EXERCISE: Say how many lines include the word "ENCASTRABLES". Reply with nothing but the number.

(Recorded data)
"""

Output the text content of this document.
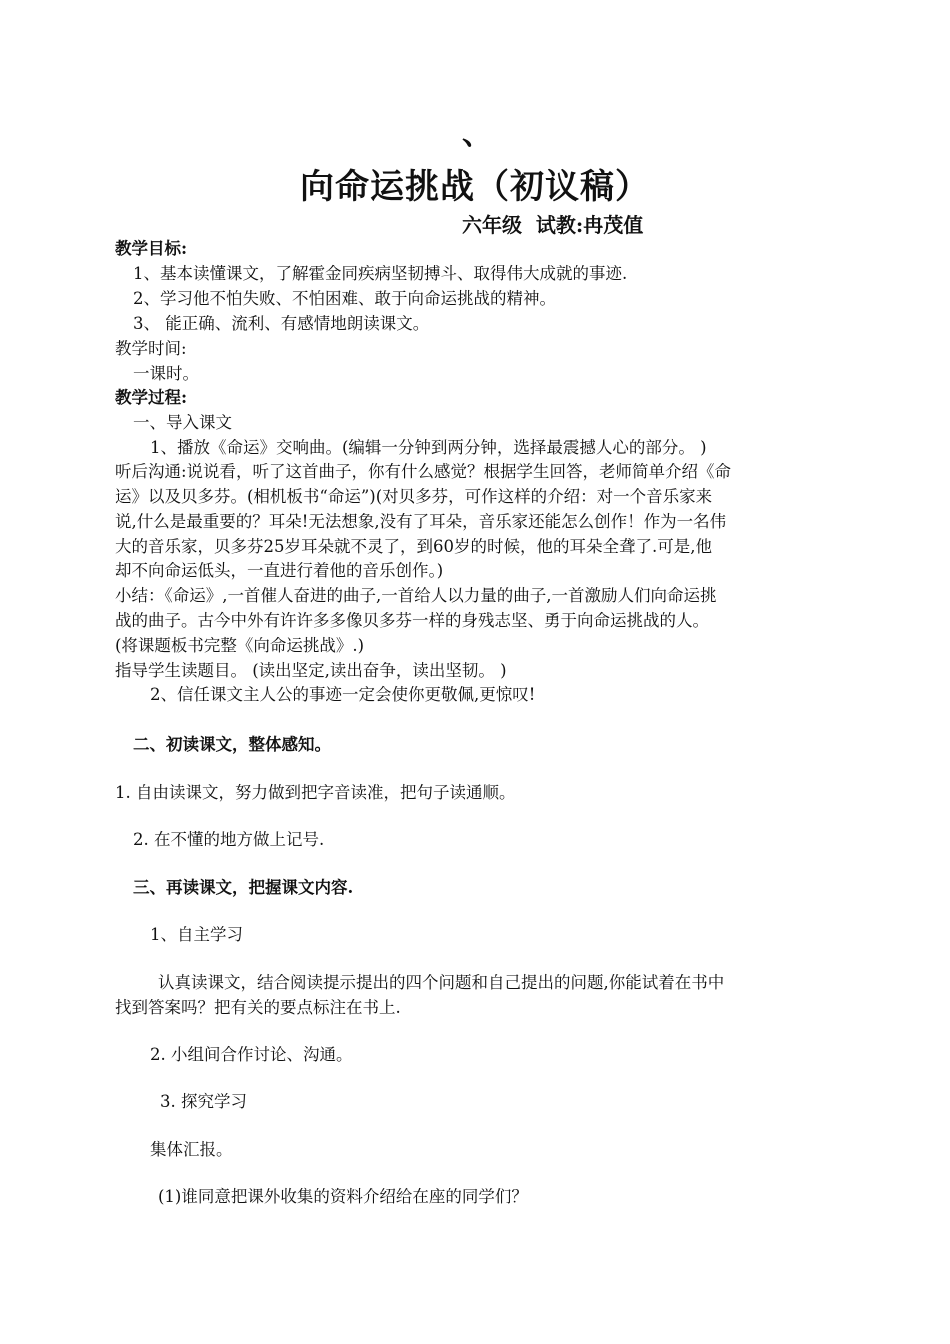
、
向命运挑战（初议稿）
六年级  试教:冉茂值
教学目标:
1、基本读懂课文，了解霍金同疾病坚韧搏斗、取得伟大成就的事迹.
2、学习他不怕失败、不怕困难、敢于向命运挑战的精神。
3、 能正确、流利、有感情地朗读课文。
教学时间:
一课时。
教学过程:
一、导入课文
1、播放《命运》交响曲。(编辑一分钟到两分钟，选择最震撼人心的部分。 )
听后沟通:说说看，听了这首曲子，你有什么感觉？根据学生回答，老师简单介绍《命
运》以及贝多芬。(相机板书“命运”)(对贝多芬，可作这样的介绍：对一个音乐家来
说,什么是最重要的？耳朵!无法想象,没有了耳朵，音乐家还能怎么创作！作为一名伟
大的音乐家，贝多芬25岁耳朵就不灵了，到60岁的时候，他的耳朵全聋了.可是,他
却不向命运低头，一直进行着他的音乐创作。)
小结：《命运》,一首催人奋进的曲子,一首给人以力量的曲子,一首激励人们向命运挑
战的曲子。古今中外有许许多多像贝多芬一样的身残志坚、勇于向命运挑战的人。
(将课题板书完整《向命运挑战》.)
指导学生读题目。 (读出坚定,读出奋争，读出坚韧。 )
2、信任课文主人公的事迹一定会使你更敬佩,更惊叹!
二、初读课文，整体感知。
1. 自由读课文，努力做到把字音读准，把句子读通顺。
2. 在不懂的地方做上记号.
三、再读课文，把握课文内容.
1、自主学习
认真读课文，结合阅读提示提出的四个问题和自己提出的问题,你能试着在书中
找到答案吗？把有关的要点标注在书上.
2. 小组间合作讨论、沟通。
3. 探究学习
集体汇报。
(1)谁同意把课外收集的资料介绍给在座的同学们？
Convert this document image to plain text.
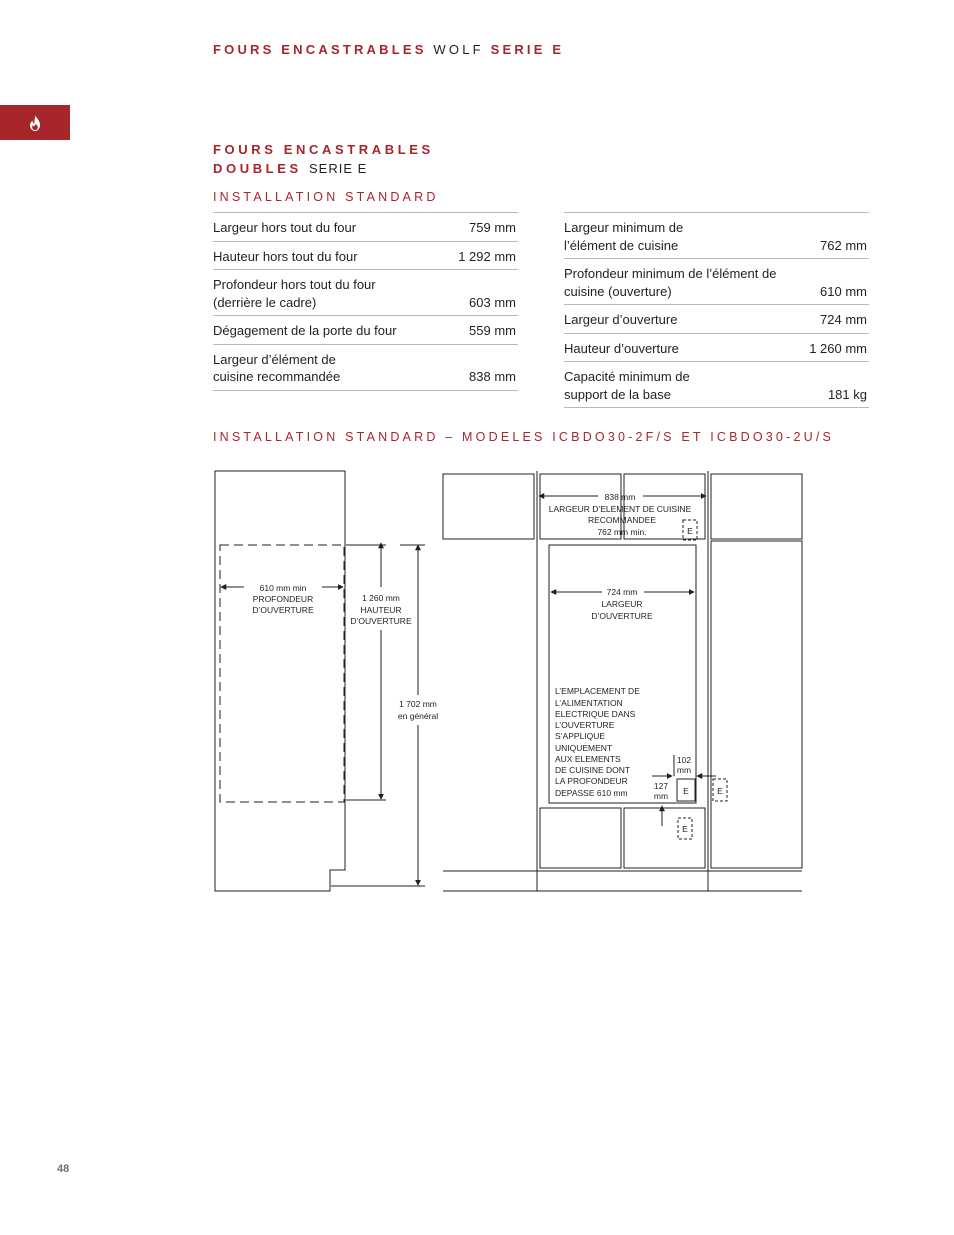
FOURS ENCASTRABLES WOLF SERIE E
FOURS ENCASTRABLES
DOUBLES SERIE E
INSTALLATION STANDARD
Largeur hors tout du four	759 mm
Hauteur hors tout du four	1 292 mm
Profondeur hors tout du four (derrière le cadre)	603 mm
Dégagement de la porte du four	559 mm
Largeur d’élément de cuisine recommandée	838 mm
Largeur minimum de l’élément de cuisine	762 mm
Profondeur minimum de l’élément de cuisine (ouverture)	610 mm
Largeur d’ouverture	724 mm
Hauteur d’ouverture	1 260 mm
Capacité minimum de support de la base	181 kg
INSTALLATION STANDARD – MODELES ICBDO30-2F/S ET ICBDO30-2U/S
610 mm min
PROFONDEUR
D’OUVERTURE
1 260 mm
HAUTEUR
D’OUVERTURE
1 702 mm
en général
838 mm
LARGEUR D’ELEMENT DE CUISINE
RECOMMANDEE
762 mm min.
724 mm
LARGEUR
D’OUVERTURE
102
mm
127
mm
E
E	E
E
L’EMPLACEMENT DE
L’ALIMENTATION
ELECTRIQUE DANS
L’OUVERTURE
S’APPLIQUE
UNIQUEMENT
AUX ELEMENTS
DE CUISINE DONT
LA PROFONDEUR
DEPASSE 610 mm
48
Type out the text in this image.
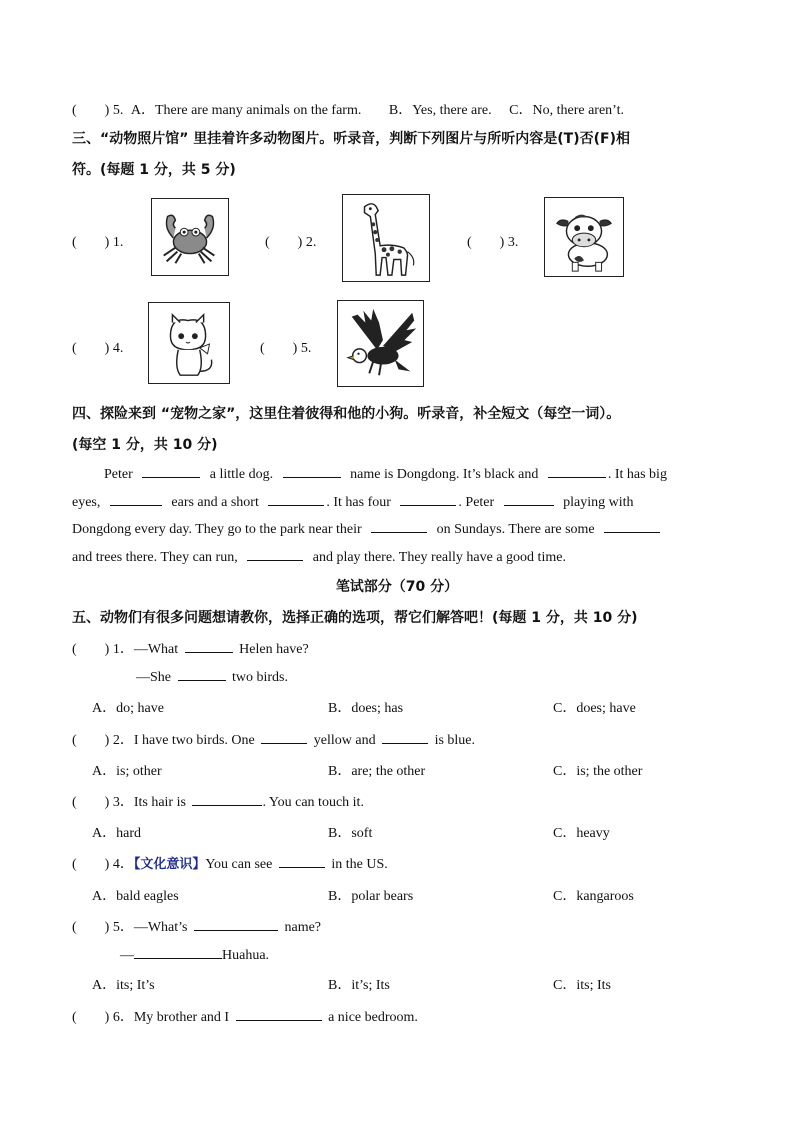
(　　) 5. A．There are many animals on the farm. B．Yes, there are. C．No, there aren’t.
三、“动物照片馆” 里挂着许多动物图片。听录音，判断下列图片与所听内容是(T)否(F)相
符。(每题 1 分，共 5 分)
(　　) 1.	(　　) 2.	(　　) 3.
(　　) 4.	(　　) 5.
四、探险来到 “宠物之家”，这里住着彼得和他的小狗。听录音，补全短文（每空一词）。
(每空 1 分，共 10 分)
Peter	a little dog.	name is Dongdong. It’s black and	. It has big
eyes,	ears and a short	. It has four	. Peter	playing with
Dongdong every day. They go to the park near their	on Sundays. There are some
and trees there. They can run,	and play there. They really have a good time.
笔试部分（70 分）
五、动物们有很多问题想请教你，选择正确的选项，帮它们解答吧！(每题 1 分，共 10 分)
(　　) 1．—What	Helen have?
—She	two birds.
A．do; have	B．does; has	C．does; have
(　　) 2．I have two birds. One	yellow and	is blue.
A．is; other	B．are; the other	C．is; the other
(　　) 3．Its hair is	. You can touch it.
A．hard	B．soft	C．heavy
(　　) 4．【文化意识】You can see	in the US.
A．bald eagles	B．polar bears	C．kangaroos
(　　) 5．—What’s	name?
—	Huahua.
A．its; It’s	B．it’s; Its	C．its; Its
(　　) 6．My brother and I	a nice bedroom.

"""

WRITTEN ANSWER: 2